## begin
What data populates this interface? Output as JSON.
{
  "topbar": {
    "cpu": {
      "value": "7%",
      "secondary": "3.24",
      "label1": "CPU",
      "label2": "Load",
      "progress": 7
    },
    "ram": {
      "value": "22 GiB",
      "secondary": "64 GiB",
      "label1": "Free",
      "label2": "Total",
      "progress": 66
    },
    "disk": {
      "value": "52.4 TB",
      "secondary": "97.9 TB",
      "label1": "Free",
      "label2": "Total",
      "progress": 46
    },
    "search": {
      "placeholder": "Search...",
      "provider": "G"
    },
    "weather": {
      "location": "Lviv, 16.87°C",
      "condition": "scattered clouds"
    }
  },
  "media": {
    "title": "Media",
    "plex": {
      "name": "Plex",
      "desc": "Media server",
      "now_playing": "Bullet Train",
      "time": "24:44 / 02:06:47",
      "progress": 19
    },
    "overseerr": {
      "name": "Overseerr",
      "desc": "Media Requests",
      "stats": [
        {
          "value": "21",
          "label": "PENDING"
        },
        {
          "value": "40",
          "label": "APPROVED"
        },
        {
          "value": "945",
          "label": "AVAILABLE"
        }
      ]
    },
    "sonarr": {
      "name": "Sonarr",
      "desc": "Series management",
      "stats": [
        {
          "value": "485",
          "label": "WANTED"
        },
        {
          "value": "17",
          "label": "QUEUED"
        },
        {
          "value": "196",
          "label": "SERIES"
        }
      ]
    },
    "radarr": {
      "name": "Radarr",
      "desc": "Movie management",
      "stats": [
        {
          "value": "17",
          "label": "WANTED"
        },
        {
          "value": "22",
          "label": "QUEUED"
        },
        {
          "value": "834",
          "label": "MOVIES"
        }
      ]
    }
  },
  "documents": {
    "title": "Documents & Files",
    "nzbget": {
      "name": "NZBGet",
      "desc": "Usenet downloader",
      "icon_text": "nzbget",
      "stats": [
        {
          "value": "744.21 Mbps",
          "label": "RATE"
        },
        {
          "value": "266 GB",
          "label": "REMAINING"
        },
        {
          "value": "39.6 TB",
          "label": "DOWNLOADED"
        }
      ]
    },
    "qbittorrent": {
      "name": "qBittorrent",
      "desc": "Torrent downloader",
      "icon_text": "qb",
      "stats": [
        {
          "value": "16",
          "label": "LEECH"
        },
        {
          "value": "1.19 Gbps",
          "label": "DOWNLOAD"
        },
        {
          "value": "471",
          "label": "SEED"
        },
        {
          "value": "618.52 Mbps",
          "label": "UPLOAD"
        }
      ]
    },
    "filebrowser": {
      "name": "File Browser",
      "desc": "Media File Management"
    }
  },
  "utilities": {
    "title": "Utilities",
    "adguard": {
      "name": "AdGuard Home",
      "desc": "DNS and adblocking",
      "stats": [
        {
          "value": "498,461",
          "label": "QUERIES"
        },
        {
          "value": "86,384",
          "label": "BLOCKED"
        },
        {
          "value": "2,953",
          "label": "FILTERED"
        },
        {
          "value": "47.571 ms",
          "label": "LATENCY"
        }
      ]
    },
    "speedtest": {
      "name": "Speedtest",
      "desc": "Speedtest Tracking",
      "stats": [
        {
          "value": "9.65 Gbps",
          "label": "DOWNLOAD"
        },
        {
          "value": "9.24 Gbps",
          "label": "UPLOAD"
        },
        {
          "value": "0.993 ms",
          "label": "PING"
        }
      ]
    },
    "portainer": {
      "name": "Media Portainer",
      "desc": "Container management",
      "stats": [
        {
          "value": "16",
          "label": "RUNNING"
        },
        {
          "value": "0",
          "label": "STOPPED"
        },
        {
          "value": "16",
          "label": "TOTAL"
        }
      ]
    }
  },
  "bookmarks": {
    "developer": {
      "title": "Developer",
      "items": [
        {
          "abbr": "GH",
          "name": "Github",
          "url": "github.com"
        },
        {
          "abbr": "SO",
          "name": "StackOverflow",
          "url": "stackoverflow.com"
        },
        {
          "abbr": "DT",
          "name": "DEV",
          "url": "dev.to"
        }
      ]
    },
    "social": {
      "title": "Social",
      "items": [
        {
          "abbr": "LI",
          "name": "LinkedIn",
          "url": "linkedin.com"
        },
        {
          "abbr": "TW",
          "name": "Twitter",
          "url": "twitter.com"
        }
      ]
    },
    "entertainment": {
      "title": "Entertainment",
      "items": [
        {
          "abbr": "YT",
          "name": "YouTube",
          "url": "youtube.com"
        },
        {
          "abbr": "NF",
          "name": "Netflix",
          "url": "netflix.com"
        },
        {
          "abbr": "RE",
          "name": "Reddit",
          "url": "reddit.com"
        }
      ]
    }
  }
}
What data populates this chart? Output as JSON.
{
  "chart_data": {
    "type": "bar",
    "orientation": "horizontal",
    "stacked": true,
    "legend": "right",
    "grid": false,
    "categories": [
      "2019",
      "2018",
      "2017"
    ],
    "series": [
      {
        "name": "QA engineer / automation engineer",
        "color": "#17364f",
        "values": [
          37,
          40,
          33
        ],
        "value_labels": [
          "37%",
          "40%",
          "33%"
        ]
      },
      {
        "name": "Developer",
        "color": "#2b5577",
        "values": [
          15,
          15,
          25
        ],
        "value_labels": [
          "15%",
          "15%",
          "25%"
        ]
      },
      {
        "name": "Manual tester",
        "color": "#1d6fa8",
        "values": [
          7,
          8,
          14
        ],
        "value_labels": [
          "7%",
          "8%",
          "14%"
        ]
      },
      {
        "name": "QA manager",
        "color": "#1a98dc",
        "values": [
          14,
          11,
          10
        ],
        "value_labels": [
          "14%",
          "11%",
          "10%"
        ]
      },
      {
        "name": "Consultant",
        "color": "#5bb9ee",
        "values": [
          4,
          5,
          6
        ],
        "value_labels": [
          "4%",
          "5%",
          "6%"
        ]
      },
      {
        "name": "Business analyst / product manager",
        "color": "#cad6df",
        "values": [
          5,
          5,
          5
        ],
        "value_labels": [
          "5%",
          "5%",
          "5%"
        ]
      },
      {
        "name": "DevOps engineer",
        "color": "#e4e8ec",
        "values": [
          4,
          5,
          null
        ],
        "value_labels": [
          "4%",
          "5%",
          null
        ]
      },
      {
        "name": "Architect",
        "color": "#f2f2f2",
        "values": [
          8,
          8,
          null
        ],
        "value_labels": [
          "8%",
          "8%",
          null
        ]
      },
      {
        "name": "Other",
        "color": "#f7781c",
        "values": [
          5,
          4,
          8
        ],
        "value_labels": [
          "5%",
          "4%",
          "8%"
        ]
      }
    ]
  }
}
## end
**What you will do:** Set down all of the records shown above once more, exactly.

**Finished answer:**
What data populates this interface? Output as JSON.
{
  "topbar": {
    "cpu": {
      "value": "7%",
      "secondary": "3.24",
      "label1": "CPU",
      "label2": "Load",
      "progress": 7
    },
    "ram": {
      "value": "22 GiB",
      "secondary": "64 GiB",
      "label1": "Free",
      "label2": "Total",
      "progress": 66
    },
    "disk": {
      "value": "52.4 TB",
      "secondary": "97.9 TB",
      "label1": "Free",
      "label2": "Total",
      "progress": 46
    },
    "search": {
      "placeholder": "Search...",
      "provider": "G"
    },
    "weather": {
      "location": "Lviv, 16.87°C",
      "condition": "scattered clouds"
    }
  },
  "media": {
    "title": "Media",
    "plex": {
      "name": "Plex",
      "desc": "Media server",
      "now_playing": "Bullet Train",
      "time": "24:44 / 02:06:47",
      "progress": 19
    },
    "overseerr": {
      "name": "Overseerr",
      "desc": "Media Requests",
      "stats": [
        {
          "value": "21",
          "label": "PENDING"
        },
        {
          "value": "40",
          "label": "APPROVED"
        },
        {
          "value": "945",
          "label": "AVAILABLE"
        }
      ]
    },
    "sonarr": {
      "name": "Sonarr",
      "desc": "Series management",
      "stats": [
        {
          "value": "485",
          "label": "WANTED"
        },
        {
          "value": "17",
          "label": "QUEUED"
        },
        {
          "value": "196",
          "label": "SERIES"
        }
      ]
    },
    "radarr": {
      "name": "Radarr",
      "desc": "Movie management",
      "stats": [
        {
          "value": "17",
          "label": "WANTED"
        },
        {
          "value": "22",
          "label": "QUEUED"
        },
        {
          "value": "834",
          "label": "MOVIES"
        }
      ]
    }
  },
  "documents": {
    "title": "Documents & Files",
    "nzbget": {
      "name": "NZBGet",
      "desc": "Usenet downloader",
      "icon_text": "nzbget",
      "stats": [
        {
          "value": "744.21 Mbps",
          "label": "RATE"
        },
        {
          "value": "266 GB",
          "label": "REMAINING"
        },
        {
          "value": "39.6 TB",
          "label": "DOWNLOADED"
        }
      ]
    },
    "qbittorrent": {
      "name": "qBittorrent",
      "desc": "Torrent downloader",
      "icon_text": "qb",
      "stats": [
        {
          "value": "16",
          "label": "LEECH"
        },
        {
          "value": "1.19 Gbps",
          "label": "DOWNLOAD"
        },
        {
          "value": "471",
          "label": "SEED"
        },
        {
          "value": "618.52 Mbps",
          "label": "UPLOAD"
        }
      ]
    },
    "filebrowser": {
      "name": "File Browser",
      "desc": "Media File Management"
    }
  },
  "utilities": {
    "title": "Utilities",
    "adguard": {
      "name": "AdGuard Home",
      "desc": "DNS and adblocking",
      "stats": [
        {
          "value": "498,461",
          "label": "QUERIES"
        },
        {
          "value": "86,384",
          "label": "BLOCKED"
        },
        {
          "value": "2,953",
          "label": "FILTERED"
        },
        {
          "value": "47.571 ms",
          "label": "LATENCY"
        }
      ]
    },
    "speedtest": {
      "name": "Speedtest",
      "desc": "Speedtest Tracking",
      "stats": [
        {
          "value": "9.65 Gbps",
          "label": "DOWNLOAD"
        },
        {
          "value": "9.24 Gbps",
          "label": "UPLOAD"
        },
        {
          "value": "0.993 ms",
          "label": "PING"
        }
      ]
    },
    "portainer": {
      "name": "Media Portainer",
      "desc": "Container management",
      "stats": [
        {
          "value": "16",
          "label": "RUNNING"
        },
        {
          "value": "0",
          "label": "STOPPED"
        },
        {
          "value": "16",
          "label": "TOTAL"
        }
      ]
    }
  },
  "bookmarks": {
    "developer": {
      "title": "Developer",
      "items": [
        {
          "abbr": "GH",
          "name": "Github",
          "url": "github.com"
        },
        {
          "abbr": "SO",
          "name": "StackOverflow",
          "url": "stackoverflow.com"
        },
        {
          "abbr": "DT",
          "name": "DEV",
          "url": "dev.to"
        }
      ]
    },
    "social": {
      "title": "Social",
      "items": [
        {
          "abbr": "LI",
          "name": "LinkedIn",
          "url": "linkedin.com"
        },
        {
          "abbr": "TW",
          "name": "Twitter",
          "url": "twitter.com"
        }
      ]
    },
    "entertainment": {
      "title": "Entertainment",
      "items": [
        {
          "abbr": "YT",
          "name": "YouTube",
          "url": "youtube.com"
        },
        {
          "abbr": "NF",
          "name": "Netflix",
          "url": "netflix.com"
        },
        {
          "abbr": "RE",
          "name": "Reddit",
          "url": "reddit.com"
        }
      ]
    }
  }
}
What data populates this chart? Output as JSON.
{
  "chart_data": {
    "type": "bar",
    "orientation": "horizontal",
    "stacked": true,
    "legend": "right",
    "grid": false,
    "categories": [
      "2019",
      "2018",
      "2017"
    ],
    "series": [
      {
        "name": "QA engineer / automation engineer",
        "color": "#17364f",
        "values": [
          37,
          40,
          33
        ],
        "value_labels": [
          "37%",
          "40%",
          "33%"
        ]
      },
      {
        "name": "Developer",
        "color": "#2b5577",
        "values": [
          15,
          15,
          25
        ],
        "value_labels": [
          "15%",
          "15%",
          "25%"
        ]
      },
      {
        "name": "Manual tester",
        "color": "#1d6fa8",
        "values": [
          7,
          8,
          14
        ],
        "value_labels": [
          "7%",
          "8%",
          "14%"
        ]
      },
      {
        "name": "QA manager",
        "color": "#1a98dc",
        "values": [
          14,
          11,
          10
        ],
        "value_labels": [
          "14%",
          "11%",
          "10%"
        ]
      },
      {
        "name": "Consultant",
        "color": "#5bb9ee",
        "values": [
          4,
          5,
          6
        ],
        "value_labels": [
          "4%",
          "5%",
          "6%"
        ]
      },
      {
        "name": "Business analyst / product manager",
        "color": "#cad6df",
        "values": [
          5,
          5,
          5
        ],
        "value_labels": [
          "5%",
          "5%",
          "5%"
        ]
      },
      {
        "name": "DevOps engineer",
        "color": "#e4e8ec",
        "values": [
          4,
          5,
          null
        ],
        "value_labels": [
          "4%",
          "5%",
          null
        ]
      },
      {
        "name": "Architect",
        "color": "#f2f2f2",
        "values": [
          8,
          8,
          null
        ],
        "value_labels": [
          "8%",
          "8%",
          null
        ]
      },
      {
        "name": "Other",
        "color": "#f7781c",
        "values": [
          5,
          4,
          8
        ],
        "value_labels": [
          "5%",
          "4%",
          "8%"
        ]
      }
    ]
  }
}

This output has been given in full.